Copy out everything from the line containing "Circle shape <box>277 204 284 211</box>" down to the line containing "Text: You will design and verify", both lines included, and nothing else.
** Start Data provided **
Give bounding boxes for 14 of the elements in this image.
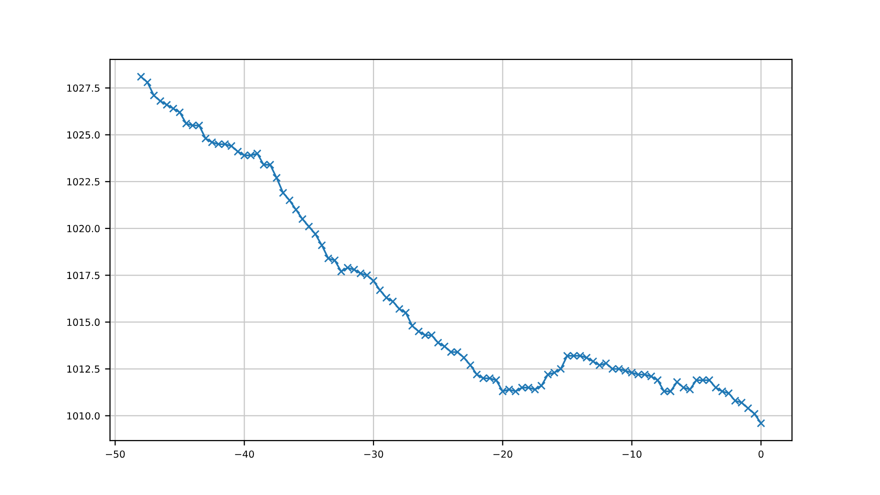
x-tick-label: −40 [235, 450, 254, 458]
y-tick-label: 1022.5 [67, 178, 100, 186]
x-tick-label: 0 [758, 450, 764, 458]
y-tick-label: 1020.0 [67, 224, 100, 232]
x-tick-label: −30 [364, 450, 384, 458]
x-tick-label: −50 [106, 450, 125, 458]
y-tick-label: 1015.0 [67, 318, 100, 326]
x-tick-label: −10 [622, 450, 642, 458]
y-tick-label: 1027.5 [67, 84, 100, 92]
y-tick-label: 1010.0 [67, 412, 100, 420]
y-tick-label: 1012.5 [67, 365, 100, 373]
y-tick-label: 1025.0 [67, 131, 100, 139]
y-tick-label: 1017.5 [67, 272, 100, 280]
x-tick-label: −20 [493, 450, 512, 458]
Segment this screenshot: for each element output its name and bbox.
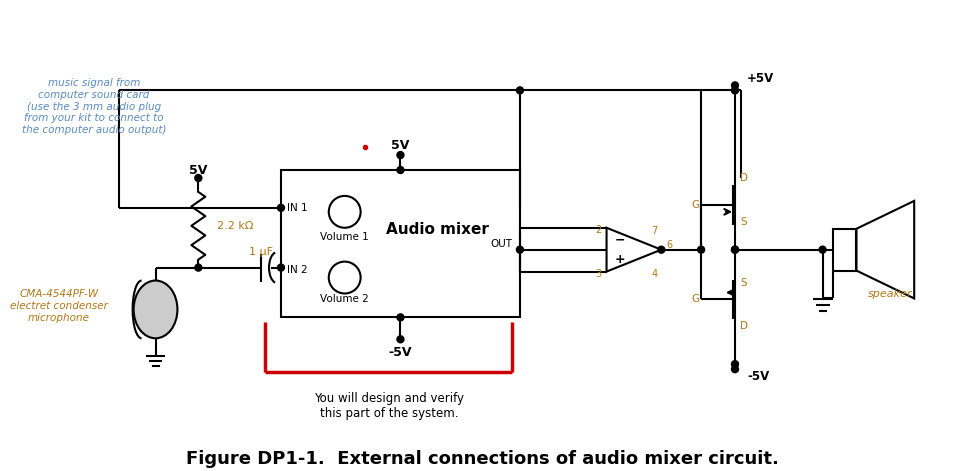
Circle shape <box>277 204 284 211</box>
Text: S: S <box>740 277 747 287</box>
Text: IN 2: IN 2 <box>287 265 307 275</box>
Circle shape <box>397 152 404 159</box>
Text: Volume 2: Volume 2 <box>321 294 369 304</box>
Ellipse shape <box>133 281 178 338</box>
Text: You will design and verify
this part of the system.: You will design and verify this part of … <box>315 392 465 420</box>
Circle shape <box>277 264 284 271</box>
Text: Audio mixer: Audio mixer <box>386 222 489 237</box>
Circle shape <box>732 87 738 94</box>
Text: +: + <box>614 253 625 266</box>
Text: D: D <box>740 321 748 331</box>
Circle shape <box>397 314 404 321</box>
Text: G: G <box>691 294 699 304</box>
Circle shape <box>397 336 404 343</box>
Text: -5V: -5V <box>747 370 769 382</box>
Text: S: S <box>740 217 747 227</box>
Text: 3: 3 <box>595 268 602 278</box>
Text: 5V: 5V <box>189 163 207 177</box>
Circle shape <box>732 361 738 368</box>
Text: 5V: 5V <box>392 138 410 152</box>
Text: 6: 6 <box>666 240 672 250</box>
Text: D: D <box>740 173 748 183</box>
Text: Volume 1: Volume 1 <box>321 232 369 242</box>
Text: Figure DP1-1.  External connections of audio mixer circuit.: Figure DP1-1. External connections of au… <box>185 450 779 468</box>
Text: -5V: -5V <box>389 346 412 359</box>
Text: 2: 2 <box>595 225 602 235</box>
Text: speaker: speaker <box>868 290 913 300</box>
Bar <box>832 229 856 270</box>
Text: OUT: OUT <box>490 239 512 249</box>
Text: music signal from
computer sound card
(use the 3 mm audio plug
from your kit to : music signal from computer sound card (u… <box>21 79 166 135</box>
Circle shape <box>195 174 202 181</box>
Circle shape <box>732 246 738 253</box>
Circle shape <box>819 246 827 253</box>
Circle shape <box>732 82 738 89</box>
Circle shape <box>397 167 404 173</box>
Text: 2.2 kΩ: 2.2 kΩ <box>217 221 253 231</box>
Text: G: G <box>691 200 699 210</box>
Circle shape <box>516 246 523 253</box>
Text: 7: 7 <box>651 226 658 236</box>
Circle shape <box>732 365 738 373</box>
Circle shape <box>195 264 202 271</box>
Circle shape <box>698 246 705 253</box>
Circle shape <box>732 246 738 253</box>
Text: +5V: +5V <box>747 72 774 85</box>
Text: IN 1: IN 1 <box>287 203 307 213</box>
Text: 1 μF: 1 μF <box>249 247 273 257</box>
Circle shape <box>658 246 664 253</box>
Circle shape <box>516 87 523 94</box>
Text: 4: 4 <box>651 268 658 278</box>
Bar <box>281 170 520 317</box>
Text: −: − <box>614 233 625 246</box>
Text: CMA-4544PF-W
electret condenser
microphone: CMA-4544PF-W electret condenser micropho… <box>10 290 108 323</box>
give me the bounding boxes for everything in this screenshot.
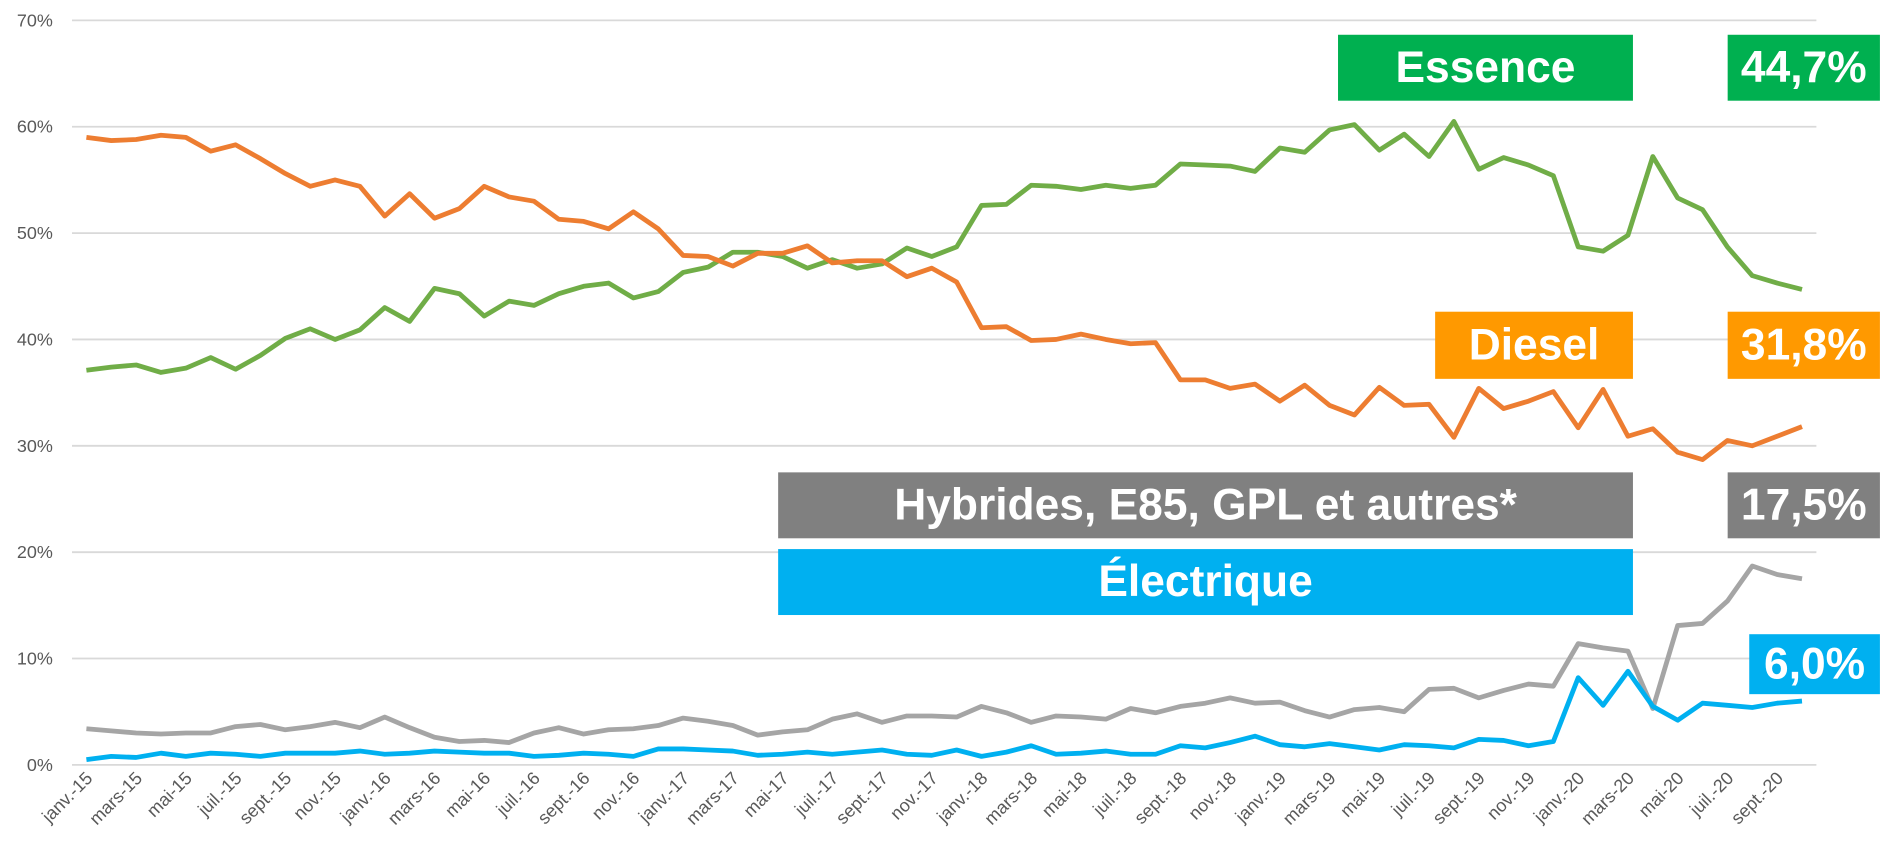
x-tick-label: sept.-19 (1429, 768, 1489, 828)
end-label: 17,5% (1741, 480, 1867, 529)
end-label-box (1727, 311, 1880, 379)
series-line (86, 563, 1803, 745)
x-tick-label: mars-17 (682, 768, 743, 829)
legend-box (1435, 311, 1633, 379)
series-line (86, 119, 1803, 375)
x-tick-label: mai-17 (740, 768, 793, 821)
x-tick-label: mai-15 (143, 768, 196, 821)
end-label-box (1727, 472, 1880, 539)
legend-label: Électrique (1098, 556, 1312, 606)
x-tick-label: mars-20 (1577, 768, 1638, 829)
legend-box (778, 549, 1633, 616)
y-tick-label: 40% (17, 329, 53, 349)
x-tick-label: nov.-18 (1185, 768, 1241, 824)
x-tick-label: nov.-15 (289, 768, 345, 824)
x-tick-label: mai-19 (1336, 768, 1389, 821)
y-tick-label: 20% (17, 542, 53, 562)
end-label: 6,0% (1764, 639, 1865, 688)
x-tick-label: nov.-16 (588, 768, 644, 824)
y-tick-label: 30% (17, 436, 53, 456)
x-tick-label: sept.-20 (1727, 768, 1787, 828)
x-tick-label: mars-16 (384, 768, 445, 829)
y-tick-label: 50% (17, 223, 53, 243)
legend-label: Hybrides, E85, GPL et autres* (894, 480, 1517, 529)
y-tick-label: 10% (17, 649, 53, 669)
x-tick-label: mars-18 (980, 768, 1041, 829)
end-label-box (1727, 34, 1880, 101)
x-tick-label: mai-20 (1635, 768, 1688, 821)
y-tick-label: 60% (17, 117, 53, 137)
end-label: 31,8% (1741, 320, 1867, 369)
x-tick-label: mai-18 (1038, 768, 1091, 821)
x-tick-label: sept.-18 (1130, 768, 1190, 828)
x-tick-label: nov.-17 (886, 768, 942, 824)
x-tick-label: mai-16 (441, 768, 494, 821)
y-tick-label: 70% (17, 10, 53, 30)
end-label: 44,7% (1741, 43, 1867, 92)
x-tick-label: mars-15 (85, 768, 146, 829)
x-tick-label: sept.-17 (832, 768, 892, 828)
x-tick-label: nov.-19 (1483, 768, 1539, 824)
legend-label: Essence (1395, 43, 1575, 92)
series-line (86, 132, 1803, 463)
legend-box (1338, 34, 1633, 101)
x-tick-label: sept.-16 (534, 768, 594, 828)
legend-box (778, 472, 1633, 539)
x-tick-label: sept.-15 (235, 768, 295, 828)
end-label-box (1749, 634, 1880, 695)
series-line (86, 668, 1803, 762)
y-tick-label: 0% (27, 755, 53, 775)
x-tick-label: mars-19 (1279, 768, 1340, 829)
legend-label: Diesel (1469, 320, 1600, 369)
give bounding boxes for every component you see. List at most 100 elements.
** End Data provided **
Task response »
Circle shape <box>277 204 284 211</box>
Text: S: S <box>740 277 747 287</box>
Text: IN 2: IN 2 <box>287 265 307 275</box>
Circle shape <box>397 152 404 159</box>
Text: Volume 2: Volume 2 <box>321 294 369 304</box>
Ellipse shape <box>133 281 178 338</box>
Text: You will design and verify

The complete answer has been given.